> **What to work on**:
Provide the data again in its entirety, exactly as given.

— Start Records provided —

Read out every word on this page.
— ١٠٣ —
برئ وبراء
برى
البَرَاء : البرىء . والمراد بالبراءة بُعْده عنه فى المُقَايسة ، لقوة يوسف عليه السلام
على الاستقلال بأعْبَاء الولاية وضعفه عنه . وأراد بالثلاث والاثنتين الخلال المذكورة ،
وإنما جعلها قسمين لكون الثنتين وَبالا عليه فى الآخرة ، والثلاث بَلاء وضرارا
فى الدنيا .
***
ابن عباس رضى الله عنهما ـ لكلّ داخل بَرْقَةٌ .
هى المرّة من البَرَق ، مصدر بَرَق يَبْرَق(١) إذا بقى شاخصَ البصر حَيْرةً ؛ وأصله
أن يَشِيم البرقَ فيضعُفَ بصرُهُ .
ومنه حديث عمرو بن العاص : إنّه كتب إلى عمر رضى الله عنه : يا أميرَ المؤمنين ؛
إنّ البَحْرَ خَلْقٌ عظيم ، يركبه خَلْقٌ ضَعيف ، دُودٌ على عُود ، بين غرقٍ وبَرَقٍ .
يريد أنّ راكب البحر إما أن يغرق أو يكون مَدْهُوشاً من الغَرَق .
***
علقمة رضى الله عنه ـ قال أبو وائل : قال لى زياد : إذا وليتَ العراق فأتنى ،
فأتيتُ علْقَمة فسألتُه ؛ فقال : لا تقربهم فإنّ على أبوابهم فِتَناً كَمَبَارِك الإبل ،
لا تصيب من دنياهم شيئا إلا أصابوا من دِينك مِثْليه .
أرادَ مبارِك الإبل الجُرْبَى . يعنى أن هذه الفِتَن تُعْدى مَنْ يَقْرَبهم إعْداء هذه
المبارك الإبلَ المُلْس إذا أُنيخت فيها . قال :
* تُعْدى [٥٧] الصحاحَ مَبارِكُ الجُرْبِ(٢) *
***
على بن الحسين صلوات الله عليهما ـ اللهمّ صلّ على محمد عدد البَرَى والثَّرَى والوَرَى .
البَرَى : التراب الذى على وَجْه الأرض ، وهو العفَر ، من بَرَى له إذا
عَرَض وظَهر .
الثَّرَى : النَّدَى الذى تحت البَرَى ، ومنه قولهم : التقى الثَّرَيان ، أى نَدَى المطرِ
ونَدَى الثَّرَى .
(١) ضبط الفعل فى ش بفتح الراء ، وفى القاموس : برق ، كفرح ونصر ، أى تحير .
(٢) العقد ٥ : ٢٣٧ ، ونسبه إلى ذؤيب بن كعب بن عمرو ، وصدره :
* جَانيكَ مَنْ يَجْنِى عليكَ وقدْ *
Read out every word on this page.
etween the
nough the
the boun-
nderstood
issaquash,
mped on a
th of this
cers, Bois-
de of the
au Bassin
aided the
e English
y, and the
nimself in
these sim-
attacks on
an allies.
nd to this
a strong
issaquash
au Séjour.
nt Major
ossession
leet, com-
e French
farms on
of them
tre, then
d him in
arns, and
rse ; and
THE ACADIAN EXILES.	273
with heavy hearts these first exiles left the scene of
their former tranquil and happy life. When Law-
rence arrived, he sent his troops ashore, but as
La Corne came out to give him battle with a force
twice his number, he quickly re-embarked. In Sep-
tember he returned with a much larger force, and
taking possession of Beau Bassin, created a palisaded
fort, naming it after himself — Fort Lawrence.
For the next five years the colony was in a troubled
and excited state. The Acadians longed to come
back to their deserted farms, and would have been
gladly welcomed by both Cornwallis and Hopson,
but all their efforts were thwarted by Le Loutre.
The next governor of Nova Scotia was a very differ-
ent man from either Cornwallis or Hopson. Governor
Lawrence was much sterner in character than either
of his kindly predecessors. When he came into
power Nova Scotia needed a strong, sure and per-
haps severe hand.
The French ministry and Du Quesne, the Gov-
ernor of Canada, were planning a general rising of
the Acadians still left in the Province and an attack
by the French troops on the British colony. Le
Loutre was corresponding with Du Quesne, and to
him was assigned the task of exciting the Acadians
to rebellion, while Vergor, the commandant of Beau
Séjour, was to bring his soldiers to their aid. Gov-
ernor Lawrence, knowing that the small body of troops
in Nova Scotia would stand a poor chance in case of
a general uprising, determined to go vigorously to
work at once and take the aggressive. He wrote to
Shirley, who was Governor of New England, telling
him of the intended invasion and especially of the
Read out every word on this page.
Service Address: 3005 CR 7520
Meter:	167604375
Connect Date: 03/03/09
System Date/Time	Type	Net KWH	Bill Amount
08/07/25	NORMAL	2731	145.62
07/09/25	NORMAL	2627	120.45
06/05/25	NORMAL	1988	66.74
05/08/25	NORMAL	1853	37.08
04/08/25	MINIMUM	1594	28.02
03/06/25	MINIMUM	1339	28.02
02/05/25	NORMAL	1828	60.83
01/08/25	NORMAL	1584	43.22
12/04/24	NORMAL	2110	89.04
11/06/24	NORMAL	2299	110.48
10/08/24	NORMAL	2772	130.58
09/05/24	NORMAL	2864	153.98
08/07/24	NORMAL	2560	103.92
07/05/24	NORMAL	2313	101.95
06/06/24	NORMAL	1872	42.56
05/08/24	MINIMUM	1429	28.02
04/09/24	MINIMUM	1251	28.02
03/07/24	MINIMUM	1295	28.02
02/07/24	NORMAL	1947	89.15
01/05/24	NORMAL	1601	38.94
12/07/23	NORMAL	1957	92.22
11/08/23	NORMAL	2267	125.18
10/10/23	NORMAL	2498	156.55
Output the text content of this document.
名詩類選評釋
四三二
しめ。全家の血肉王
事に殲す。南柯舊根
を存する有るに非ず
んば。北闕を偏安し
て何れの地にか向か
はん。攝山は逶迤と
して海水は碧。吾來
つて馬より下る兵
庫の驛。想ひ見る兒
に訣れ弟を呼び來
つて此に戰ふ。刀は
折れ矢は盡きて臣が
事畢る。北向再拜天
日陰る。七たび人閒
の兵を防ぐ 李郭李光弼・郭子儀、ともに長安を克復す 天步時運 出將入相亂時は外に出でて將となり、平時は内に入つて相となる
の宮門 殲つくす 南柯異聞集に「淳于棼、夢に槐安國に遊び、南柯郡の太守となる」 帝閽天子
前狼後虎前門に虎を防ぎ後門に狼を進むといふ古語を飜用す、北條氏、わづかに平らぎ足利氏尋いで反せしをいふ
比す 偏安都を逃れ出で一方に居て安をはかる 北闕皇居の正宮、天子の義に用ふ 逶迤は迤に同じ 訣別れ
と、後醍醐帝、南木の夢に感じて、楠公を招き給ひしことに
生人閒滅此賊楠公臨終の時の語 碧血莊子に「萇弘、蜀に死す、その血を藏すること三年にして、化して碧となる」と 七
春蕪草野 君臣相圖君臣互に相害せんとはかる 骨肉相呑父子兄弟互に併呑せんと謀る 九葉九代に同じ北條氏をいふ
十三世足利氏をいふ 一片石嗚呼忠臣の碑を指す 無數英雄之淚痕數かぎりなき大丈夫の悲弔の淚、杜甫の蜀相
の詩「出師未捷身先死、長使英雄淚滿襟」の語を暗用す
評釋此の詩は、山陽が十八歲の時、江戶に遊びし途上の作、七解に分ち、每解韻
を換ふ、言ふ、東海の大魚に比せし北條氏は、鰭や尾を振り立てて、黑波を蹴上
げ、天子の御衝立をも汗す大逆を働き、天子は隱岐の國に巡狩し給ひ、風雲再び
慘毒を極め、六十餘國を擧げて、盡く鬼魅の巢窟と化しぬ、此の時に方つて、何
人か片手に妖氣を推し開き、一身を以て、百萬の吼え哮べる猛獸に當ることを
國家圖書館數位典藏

— End Records provided —

> **The response**:
Read out every word on this page.
— ١٠٣ —
برئ وبراء
برى
البَرَاء : البرىء . والمراد بالبراءة بُعْده عنه فى المُقَايسة ، لقوة يوسف عليه السلام
على الاستقلال بأعْبَاء الولاية وضعفه عنه . وأراد بالثلاث والاثنتين الخلال المذكورة ،
وإنما جعلها قسمين لكون الثنتين وَبالا عليه فى الآخرة ، والثلاث بَلاء وضرارا
فى الدنيا .
***
ابن عباس رضى الله عنهما ـ لكلّ داخل بَرْقَةٌ .
هى المرّة من البَرَق ، مصدر بَرَق يَبْرَق(١) إذا بقى شاخصَ البصر حَيْرةً ؛ وأصله
أن يَشِيم البرقَ فيضعُفَ بصرُهُ .
ومنه حديث عمرو بن العاص : إنّه كتب إلى عمر رضى الله عنه : يا أميرَ المؤمنين ؛
إنّ البَحْرَ خَلْقٌ عظيم ، يركبه خَلْقٌ ضَعيف ، دُودٌ على عُود ، بين غرقٍ وبَرَقٍ .
يريد أنّ راكب البحر إما أن يغرق أو يكون مَدْهُوشاً من الغَرَق .
***
علقمة رضى الله عنه ـ قال أبو وائل : قال لى زياد : إذا وليتَ العراق فأتنى ،
فأتيتُ علْقَمة فسألتُه ؛ فقال : لا تقربهم فإنّ على أبوابهم فِتَناً كَمَبَارِك الإبل ،
لا تصيب من دنياهم شيئا إلا أصابوا من دِينك مِثْليه .
أرادَ مبارِك الإبل الجُرْبَى . يعنى أن هذه الفِتَن تُعْدى مَنْ يَقْرَبهم إعْداء هذه
المبارك الإبلَ المُلْس إذا أُنيخت فيها . قال :
* تُعْدى [٥٧] الصحاحَ مَبارِكُ الجُرْبِ(٢) *
***
على بن الحسين صلوات الله عليهما ـ اللهمّ صلّ على محمد عدد البَرَى والثَّرَى والوَرَى .
البَرَى : التراب الذى على وَجْه الأرض ، وهو العفَر ، من بَرَى له إذا
عَرَض وظَهر .
الثَّرَى : النَّدَى الذى تحت البَرَى ، ومنه قولهم : التقى الثَّرَيان ، أى نَدَى المطرِ
ونَدَى الثَّرَى .
(١) ضبط الفعل فى ش بفتح الراء ، وفى القاموس : برق ، كفرح ونصر ، أى تحير .
(٢) العقد ٥ : ٢٣٧ ، ونسبه إلى ذؤيب بن كعب بن عمرو ، وصدره :
* جَانيكَ مَنْ يَجْنِى عليكَ وقدْ *
Read out every word on this page.
etween the
nough the
the boun-
nderstood
issaquash,
mped on a
th of this
cers, Bois-
de of the
au Bassin
aided the
e English
y, and the
nimself in
these sim-
attacks on
an allies.
nd to this
a strong
issaquash
au Séjour.
nt Major
ossession
leet, com-
e French
farms on
of them
tre, then
d him in
arns, and
rse ; and
THE ACADIAN EXILES.	273
with heavy hearts these first exiles left the scene of
their former tranquil and happy life. When Law-
rence arrived, he sent his troops ashore, but as
La Corne came out to give him battle with a force
twice his number, he quickly re-embarked. In Sep-
tember he returned with a much larger force, and
taking possession of Beau Bassin, created a palisaded
fort, naming it after himself — Fort Lawrence.
For the next five years the colony was in a troubled
and excited state. The Acadians longed to come
back to their deserted farms, and would have been
gladly welcomed by both Cornwallis and Hopson,
but all their efforts were thwarted by Le Loutre.
The next governor of Nova Scotia was a very differ-
ent man from either Cornwallis or Hopson. Governor
Lawrence was much sterner in character than either
of his kindly predecessors. When he came into
power Nova Scotia needed a strong, sure and per-
haps severe hand.
The French ministry and Du Quesne, the Gov-
ernor of Canada, were planning a general rising of
the Acadians still left in the Province and an attack
by the French troops on the British colony. Le
Loutre was corresponding with Du Quesne, and to
him was assigned the task of exciting the Acadians
to rebellion, while Vergor, the commandant of Beau
Séjour, was to bring his soldiers to their aid. Gov-
ernor Lawrence, knowing that the small body of troops
in Nova Scotia would stand a poor chance in case of
a general uprising, determined to go vigorously to
work at once and take the aggressive. He wrote to
Shirley, who was Governor of New England, telling
him of the intended invasion and especially of the
Read out every word on this page.
Service Address: 3005 CR 7520
Meter:	167604375
Connect Date: 03/03/09
System Date/Time	Type	Net KWH	Bill Amount
08/07/25	NORMAL	2731	145.62
07/09/25	NORMAL	2627	120.45
06/05/25	NORMAL	1988	66.74
05/08/25	NORMAL	1853	37.08
04/08/25	MINIMUM	1594	28.02
03/06/25	MINIMUM	1339	28.02
02/05/25	NORMAL	1828	60.83
01/08/25	NORMAL	1584	43.22
12/04/24	NORMAL	2110	89.04
11/06/24	NORMAL	2299	110.48
10/08/24	NORMAL	2772	130.58
09/05/24	NORMAL	2864	153.98
08/07/24	NORMAL	2560	103.92
07/05/24	NORMAL	2313	101.95
06/06/24	NORMAL	1872	42.56
05/08/24	MINIMUM	1429	28.02
04/09/24	MINIMUM	1251	28.02
03/07/24	MINIMUM	1295	28.02
02/07/24	NORMAL	1947	89.15
01/05/24	NORMAL	1601	38.94
12/07/23	NORMAL	1957	92.22
11/08/23	NORMAL	2267	125.18
10/10/23	NORMAL	2498	156.55
Output the text content of this document.
名詩類選評釋
四三二
しめ。全家の血肉王
事に殲す。南柯舊根
を存する有るに非ず
んば。北闕を偏安し
て何れの地にか向か
はん。攝山は逶迤と
して海水は碧。吾來
つて馬より下る兵
庫の驛。想ひ見る兒
に訣れ弟を呼び來
つて此に戰ふ。刀は
折れ矢は盡きて臣が
事畢る。北向再拜天
日陰る。七たび人閒
の兵を防ぐ 李郭李光弼・郭子儀、ともに長安を克復す 天步時運 出將入相亂時は外に出でて將となり、平時は内に入つて相となる
の宮門 殲つくす 南柯異聞集に「淳于棼、夢に槐安國に遊び、南柯郡の太守となる」 帝閽天子
前狼後虎前門に虎を防ぎ後門に狼を進むといふ古語を飜用す、北條氏、わづかに平らぎ足利氏尋いで反せしをいふ
比す 偏安都を逃れ出で一方に居て安をはかる 北闕皇居の正宮、天子の義に用ふ 逶迤は迤に同じ 訣別れ
と、後醍醐帝、南木の夢に感じて、楠公を招き給ひしことに
生人閒滅此賊楠公臨終の時の語 碧血莊子に「萇弘、蜀に死す、その血を藏すること三年にして、化して碧となる」と 七
春蕪草野 君臣相圖君臣互に相害せんとはかる 骨肉相呑父子兄弟互に併呑せんと謀る 九葉九代に同じ北條氏をいふ
十三世足利氏をいふ 一片石嗚呼忠臣の碑を指す 無數英雄之淚痕數かぎりなき大丈夫の悲弔の淚、杜甫の蜀相
の詩「出師未捷身先死、長使英雄淚滿襟」の語を暗用す
評釋此の詩は、山陽が十八歲の時、江戶に遊びし途上の作、七解に分ち、每解韻
を換ふ、言ふ、東海の大魚に比せし北條氏は、鰭や尾を振り立てて、黑波を蹴上
げ、天子の御衝立をも汗す大逆を働き、天子は隱岐の國に巡狩し給ひ、風雲再び
慘毒を極め、六十餘國を擧げて、盡く鬼魅の巢窟と化しぬ、此の時に方つて、何
人か片手に妖氣を推し開き、一身を以て、百萬の吼え哮べる猛獸に當ることを
國家圖書館數位典藏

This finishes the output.